## START RECORD EXTRACTS

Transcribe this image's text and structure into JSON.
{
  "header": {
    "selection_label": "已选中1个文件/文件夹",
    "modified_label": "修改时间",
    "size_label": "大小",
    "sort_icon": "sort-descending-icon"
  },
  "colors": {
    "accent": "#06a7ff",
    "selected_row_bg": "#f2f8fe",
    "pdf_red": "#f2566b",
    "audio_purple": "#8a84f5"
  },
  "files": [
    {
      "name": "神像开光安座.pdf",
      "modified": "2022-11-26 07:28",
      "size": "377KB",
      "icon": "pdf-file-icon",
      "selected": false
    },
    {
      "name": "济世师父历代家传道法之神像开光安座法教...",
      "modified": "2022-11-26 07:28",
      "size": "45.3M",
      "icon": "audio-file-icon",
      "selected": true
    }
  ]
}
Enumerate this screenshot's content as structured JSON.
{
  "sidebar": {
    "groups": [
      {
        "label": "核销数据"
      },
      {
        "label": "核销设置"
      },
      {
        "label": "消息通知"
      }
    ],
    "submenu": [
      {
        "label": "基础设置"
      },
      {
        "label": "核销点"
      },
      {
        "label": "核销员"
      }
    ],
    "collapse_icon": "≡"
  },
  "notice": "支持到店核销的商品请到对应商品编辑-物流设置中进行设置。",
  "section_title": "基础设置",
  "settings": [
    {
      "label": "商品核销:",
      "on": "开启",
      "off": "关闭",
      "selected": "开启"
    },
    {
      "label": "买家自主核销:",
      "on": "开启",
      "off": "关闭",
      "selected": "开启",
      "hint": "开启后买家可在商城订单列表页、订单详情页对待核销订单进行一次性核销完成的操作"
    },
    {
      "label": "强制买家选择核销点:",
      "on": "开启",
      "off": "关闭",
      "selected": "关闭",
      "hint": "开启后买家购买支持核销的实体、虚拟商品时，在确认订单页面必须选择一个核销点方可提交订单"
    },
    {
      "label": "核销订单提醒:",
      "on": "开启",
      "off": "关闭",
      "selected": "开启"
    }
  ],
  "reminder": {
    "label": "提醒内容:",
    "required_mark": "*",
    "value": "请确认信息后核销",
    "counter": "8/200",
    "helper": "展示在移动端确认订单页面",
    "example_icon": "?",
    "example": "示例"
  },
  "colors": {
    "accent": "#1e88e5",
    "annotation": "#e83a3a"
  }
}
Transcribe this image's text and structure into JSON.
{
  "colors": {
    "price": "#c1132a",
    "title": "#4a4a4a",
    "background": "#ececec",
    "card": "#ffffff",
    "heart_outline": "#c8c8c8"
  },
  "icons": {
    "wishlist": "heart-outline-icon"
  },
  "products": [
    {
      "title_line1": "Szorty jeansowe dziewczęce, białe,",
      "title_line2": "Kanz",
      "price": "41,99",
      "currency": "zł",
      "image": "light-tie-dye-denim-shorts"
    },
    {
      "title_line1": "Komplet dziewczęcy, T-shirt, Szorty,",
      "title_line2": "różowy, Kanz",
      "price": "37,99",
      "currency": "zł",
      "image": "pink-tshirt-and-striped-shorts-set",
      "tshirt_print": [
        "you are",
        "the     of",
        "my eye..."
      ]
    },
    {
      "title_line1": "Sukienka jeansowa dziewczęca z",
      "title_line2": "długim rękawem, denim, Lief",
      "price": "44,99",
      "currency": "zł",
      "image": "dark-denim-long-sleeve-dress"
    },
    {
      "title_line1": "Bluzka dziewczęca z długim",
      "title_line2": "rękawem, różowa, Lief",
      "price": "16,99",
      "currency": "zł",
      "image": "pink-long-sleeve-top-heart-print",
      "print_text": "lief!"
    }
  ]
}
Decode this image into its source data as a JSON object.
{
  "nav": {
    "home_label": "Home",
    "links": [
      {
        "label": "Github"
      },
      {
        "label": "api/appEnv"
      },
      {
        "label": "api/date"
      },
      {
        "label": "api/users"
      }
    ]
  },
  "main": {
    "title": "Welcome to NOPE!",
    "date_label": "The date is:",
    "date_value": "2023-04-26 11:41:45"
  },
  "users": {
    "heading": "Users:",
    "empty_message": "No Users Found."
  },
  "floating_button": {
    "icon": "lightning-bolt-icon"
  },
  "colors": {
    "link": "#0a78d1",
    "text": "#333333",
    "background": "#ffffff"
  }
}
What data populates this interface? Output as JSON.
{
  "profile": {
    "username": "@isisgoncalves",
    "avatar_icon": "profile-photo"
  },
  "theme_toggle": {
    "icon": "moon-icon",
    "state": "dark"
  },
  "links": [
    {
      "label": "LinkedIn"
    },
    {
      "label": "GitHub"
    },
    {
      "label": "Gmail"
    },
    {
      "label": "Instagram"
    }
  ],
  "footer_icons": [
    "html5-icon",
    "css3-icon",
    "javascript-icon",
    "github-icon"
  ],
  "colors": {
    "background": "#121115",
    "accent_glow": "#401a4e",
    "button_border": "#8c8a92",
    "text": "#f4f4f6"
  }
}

## END RECORD EXTRACTS

#### [WRITTEN PROBLEM]
Among the records above, find each line holding the string "denim" and pull it out.

#### [WORKED ANSWER]
      "image": "light-tie-dye-denim-shorts"
      "title_line2": "długim rękawem, denim, Lief",
      "image": "dark-denim-long-sleeve-dress"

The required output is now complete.